== Input for this task ==
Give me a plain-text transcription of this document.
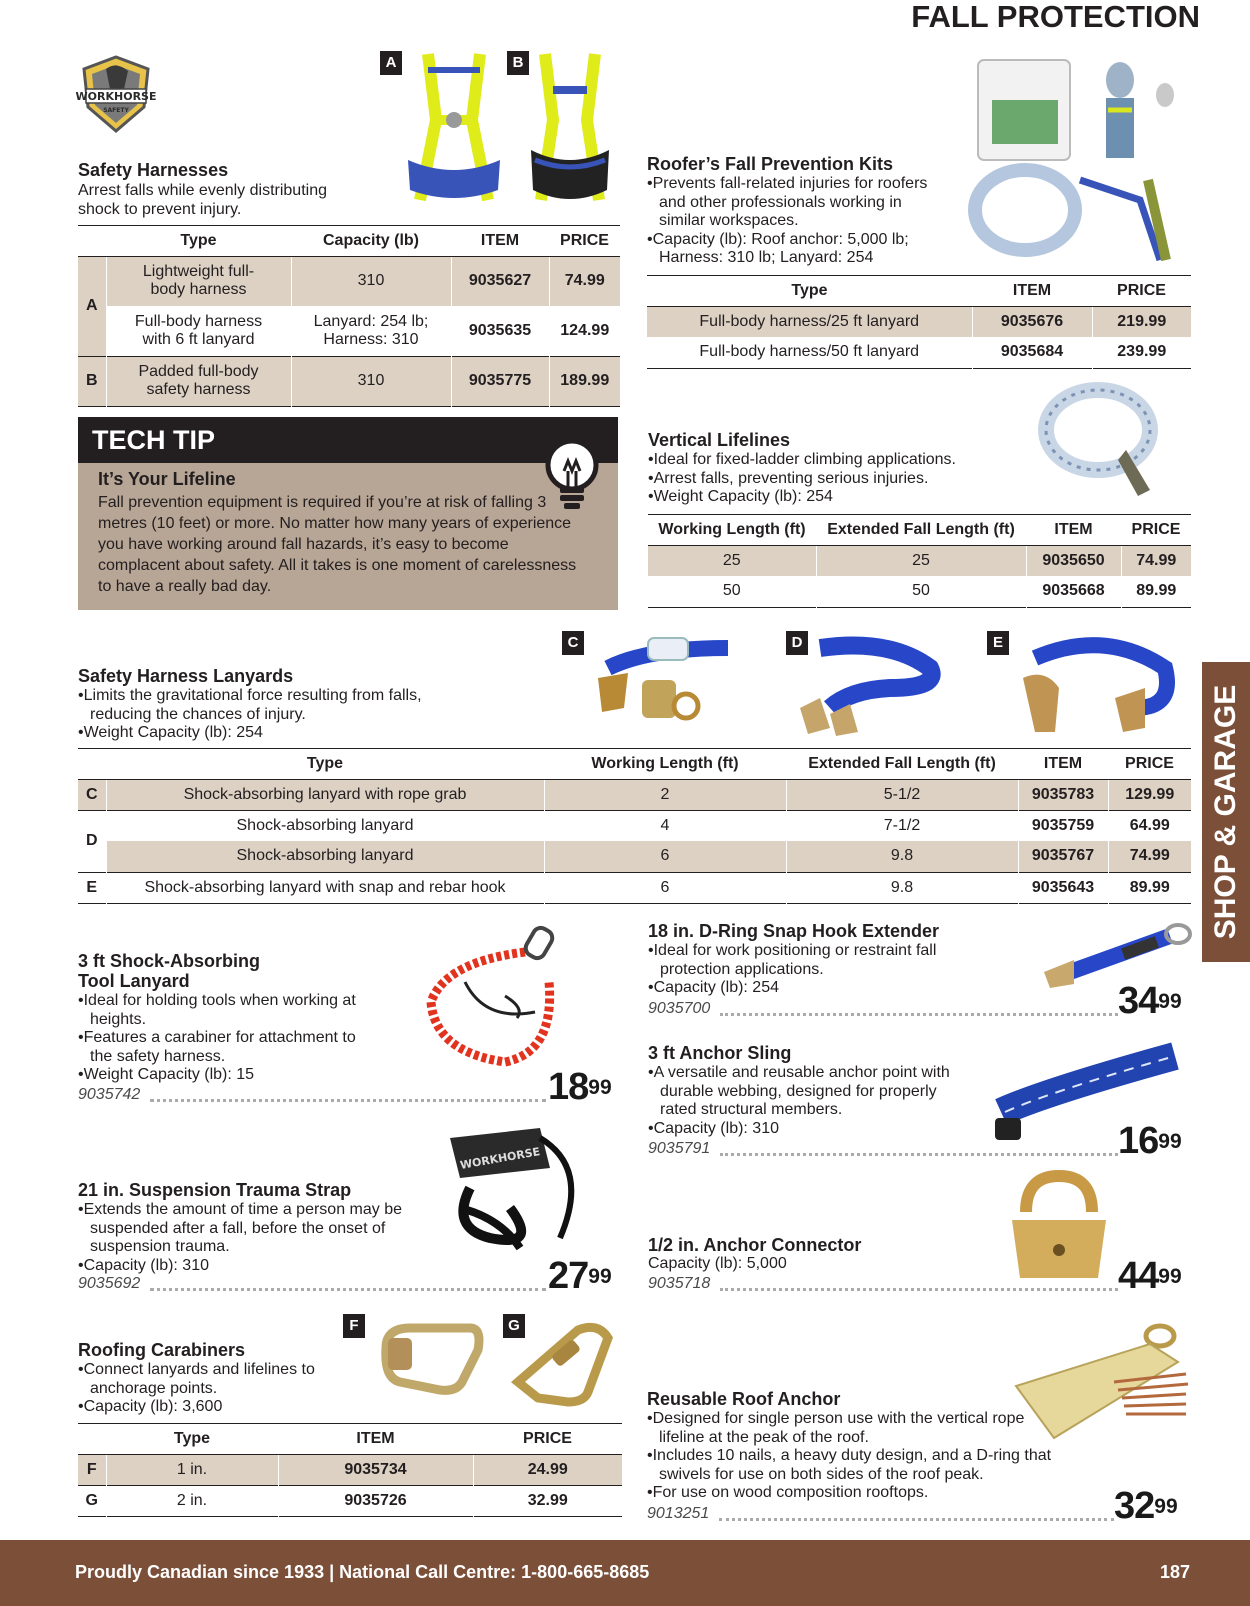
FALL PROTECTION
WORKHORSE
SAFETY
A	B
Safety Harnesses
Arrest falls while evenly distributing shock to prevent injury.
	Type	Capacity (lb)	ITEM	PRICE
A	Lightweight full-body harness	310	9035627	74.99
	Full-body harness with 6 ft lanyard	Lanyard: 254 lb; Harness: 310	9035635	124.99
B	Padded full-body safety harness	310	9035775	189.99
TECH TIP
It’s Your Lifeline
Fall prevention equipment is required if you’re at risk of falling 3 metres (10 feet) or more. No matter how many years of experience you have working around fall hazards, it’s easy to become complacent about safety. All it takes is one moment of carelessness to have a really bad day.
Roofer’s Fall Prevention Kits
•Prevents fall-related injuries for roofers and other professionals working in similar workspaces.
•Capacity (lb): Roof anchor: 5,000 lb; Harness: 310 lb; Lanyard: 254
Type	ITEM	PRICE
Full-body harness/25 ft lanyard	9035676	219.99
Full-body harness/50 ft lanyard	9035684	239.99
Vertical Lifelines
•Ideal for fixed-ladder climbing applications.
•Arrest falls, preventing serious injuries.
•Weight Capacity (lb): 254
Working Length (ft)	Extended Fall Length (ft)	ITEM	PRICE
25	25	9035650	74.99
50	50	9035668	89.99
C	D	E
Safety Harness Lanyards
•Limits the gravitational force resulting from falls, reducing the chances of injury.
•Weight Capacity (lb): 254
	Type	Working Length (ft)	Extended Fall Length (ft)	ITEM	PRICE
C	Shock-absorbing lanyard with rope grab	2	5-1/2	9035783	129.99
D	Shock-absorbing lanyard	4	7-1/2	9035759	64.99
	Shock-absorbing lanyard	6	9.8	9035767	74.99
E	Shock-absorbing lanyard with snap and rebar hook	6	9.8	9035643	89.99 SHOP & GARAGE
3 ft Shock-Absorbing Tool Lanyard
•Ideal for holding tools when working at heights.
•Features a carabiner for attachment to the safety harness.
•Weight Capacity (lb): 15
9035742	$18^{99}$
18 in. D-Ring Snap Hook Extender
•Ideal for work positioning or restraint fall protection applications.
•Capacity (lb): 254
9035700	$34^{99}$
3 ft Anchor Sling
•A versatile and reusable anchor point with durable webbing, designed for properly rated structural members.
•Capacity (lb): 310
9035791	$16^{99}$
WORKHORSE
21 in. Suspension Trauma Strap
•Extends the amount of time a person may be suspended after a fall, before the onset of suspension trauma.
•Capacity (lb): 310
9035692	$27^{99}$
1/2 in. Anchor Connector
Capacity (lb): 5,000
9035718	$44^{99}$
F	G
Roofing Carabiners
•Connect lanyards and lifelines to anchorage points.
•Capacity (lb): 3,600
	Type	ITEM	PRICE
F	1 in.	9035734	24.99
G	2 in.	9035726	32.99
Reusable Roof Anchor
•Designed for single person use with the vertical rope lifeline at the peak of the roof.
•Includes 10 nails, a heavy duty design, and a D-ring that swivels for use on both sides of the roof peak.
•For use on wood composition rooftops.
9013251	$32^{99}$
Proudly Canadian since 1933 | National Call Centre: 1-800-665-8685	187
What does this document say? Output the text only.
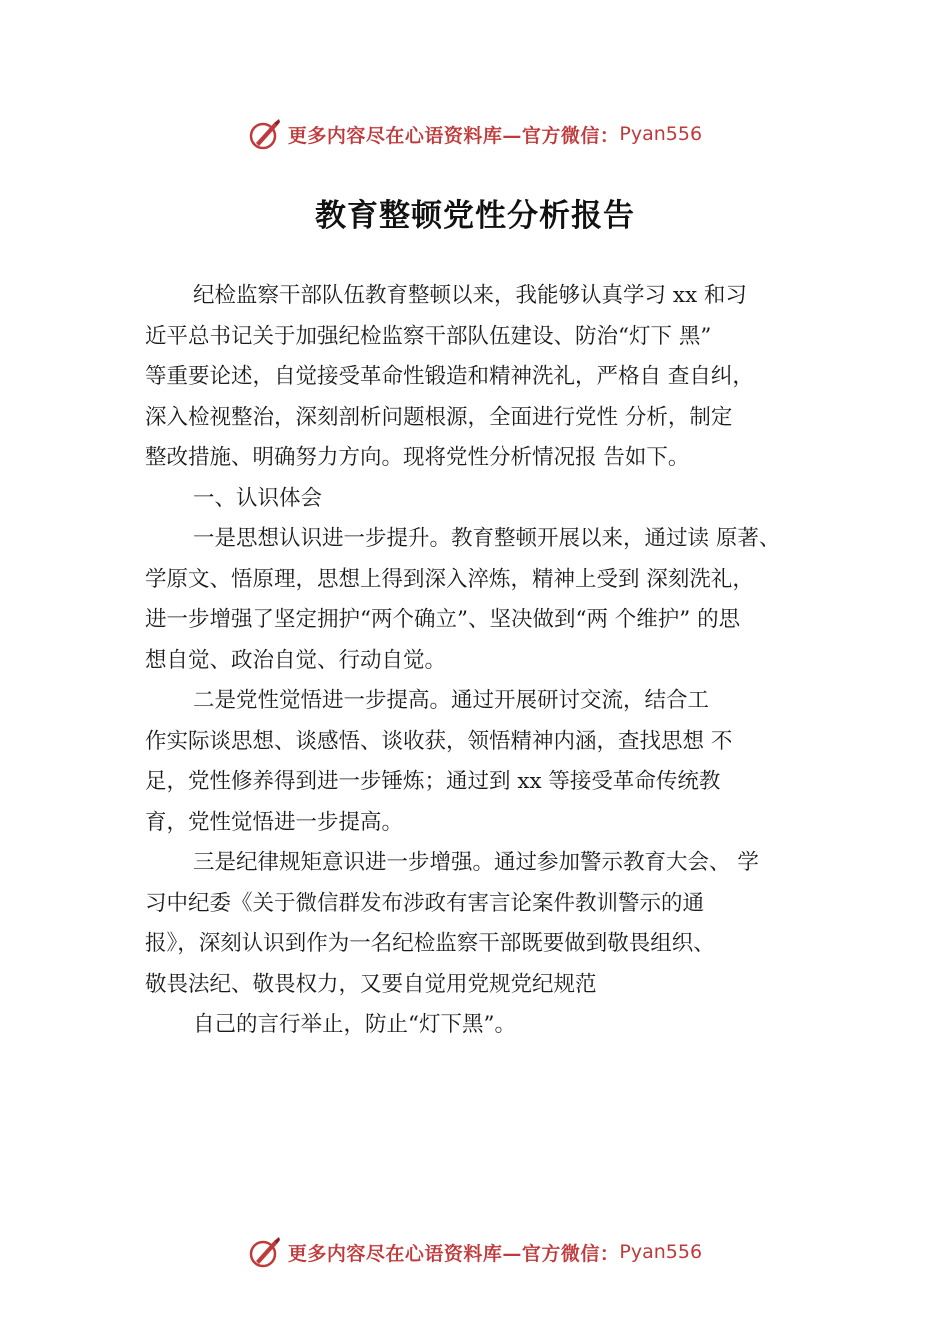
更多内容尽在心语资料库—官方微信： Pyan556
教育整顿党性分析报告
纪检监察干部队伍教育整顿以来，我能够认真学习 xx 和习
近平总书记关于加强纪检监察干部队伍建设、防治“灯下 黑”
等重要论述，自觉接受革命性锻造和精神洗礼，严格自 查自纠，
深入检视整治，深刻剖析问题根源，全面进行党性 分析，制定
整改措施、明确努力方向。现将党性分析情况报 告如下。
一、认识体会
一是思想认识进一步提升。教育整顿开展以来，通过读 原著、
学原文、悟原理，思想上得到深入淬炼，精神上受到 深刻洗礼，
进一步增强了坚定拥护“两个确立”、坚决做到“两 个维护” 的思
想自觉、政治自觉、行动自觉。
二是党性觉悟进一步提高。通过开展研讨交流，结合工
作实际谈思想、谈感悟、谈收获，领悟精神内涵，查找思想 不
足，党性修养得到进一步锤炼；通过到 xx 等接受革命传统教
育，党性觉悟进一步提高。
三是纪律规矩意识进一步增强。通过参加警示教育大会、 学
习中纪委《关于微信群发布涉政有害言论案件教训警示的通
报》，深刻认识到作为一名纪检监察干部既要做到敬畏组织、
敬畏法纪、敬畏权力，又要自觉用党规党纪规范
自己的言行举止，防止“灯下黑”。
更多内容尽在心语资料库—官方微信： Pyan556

---

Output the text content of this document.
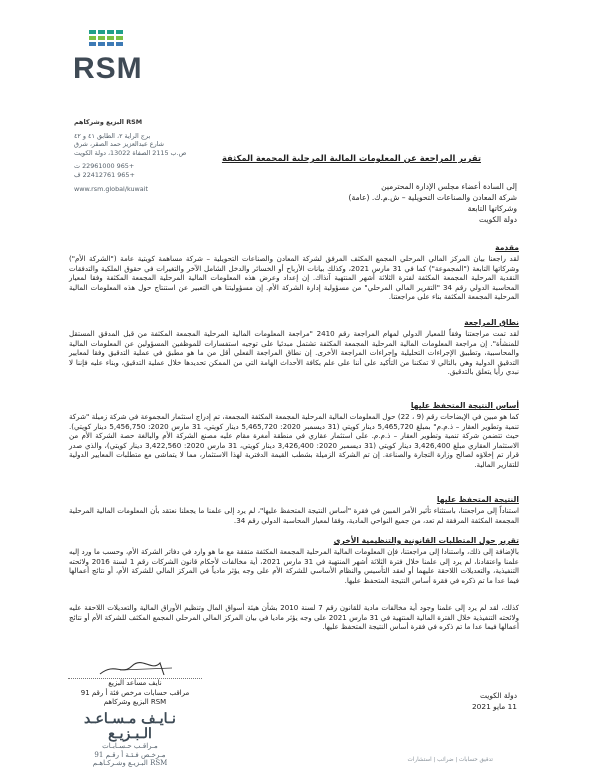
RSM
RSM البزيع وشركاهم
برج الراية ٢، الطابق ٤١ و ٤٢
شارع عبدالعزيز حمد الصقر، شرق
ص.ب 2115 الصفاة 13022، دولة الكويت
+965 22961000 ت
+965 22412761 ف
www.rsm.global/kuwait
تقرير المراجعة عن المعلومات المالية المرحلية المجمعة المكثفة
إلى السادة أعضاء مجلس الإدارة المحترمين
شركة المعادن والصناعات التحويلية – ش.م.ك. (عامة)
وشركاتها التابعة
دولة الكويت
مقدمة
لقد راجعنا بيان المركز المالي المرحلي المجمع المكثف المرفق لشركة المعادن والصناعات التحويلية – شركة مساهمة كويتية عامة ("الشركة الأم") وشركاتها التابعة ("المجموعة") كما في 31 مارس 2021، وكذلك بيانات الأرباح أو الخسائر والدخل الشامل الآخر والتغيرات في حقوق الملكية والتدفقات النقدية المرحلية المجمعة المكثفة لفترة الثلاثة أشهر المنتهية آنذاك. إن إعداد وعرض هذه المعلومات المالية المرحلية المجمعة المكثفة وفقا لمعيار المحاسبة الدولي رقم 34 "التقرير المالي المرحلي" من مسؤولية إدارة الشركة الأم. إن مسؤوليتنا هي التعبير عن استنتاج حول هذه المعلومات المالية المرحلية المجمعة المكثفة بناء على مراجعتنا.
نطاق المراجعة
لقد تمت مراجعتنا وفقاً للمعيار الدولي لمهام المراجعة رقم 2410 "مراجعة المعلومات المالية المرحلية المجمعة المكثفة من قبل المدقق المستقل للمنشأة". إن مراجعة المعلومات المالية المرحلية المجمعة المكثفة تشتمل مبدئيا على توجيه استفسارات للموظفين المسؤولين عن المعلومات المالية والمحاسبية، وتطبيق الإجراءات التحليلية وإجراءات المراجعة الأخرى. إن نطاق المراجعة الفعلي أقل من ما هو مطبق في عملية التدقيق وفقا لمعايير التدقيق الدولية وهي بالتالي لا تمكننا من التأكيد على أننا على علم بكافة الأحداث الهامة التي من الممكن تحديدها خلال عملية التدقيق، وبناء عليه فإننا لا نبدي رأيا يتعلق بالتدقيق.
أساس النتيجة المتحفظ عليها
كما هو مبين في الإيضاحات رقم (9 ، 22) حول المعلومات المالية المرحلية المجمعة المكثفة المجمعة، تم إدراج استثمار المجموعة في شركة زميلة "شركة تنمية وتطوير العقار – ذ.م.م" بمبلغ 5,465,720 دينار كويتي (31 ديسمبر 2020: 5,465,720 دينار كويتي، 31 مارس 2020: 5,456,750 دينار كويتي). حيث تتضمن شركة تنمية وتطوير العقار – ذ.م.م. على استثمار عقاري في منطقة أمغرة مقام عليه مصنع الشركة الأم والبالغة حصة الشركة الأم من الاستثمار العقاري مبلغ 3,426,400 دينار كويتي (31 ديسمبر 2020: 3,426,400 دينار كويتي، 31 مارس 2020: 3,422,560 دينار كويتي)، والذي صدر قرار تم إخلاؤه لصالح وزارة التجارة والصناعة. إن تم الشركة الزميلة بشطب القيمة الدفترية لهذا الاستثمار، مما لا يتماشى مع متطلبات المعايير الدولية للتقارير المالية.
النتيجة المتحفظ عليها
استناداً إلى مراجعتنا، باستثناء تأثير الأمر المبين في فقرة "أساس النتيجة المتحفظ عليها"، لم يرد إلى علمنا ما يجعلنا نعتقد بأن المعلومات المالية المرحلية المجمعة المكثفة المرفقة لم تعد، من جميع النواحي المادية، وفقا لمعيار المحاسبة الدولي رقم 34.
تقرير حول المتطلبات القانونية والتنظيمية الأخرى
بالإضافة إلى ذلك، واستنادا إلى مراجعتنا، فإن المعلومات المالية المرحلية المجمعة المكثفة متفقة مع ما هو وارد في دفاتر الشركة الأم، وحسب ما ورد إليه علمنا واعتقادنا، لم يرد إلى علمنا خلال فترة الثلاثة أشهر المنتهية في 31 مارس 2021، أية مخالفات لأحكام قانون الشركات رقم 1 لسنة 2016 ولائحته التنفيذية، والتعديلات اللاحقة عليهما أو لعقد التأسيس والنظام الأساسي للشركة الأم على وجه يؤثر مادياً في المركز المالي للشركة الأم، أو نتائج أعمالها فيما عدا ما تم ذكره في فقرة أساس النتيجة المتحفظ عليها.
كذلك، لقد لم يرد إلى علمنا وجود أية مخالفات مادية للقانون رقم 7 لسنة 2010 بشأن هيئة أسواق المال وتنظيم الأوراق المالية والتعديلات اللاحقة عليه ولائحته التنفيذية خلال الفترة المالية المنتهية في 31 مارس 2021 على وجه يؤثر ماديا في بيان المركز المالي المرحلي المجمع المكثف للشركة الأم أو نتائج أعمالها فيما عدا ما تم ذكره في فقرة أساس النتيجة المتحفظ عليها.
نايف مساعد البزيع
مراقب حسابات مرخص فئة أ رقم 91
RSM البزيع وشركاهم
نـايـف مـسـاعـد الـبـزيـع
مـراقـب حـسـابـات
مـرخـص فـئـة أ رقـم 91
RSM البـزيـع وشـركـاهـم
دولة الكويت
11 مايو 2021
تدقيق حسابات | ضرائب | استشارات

== Work to be completed ==
Select every line in the material above where the string "Extended" occurs, and copy it.

== Finished answer ==
Working Length (ft)	Extended Fall Length (ft)	ITEM	PRICE
	Type	Working Length (ft)	Extended Fall Length (ft)	ITEM	PRICE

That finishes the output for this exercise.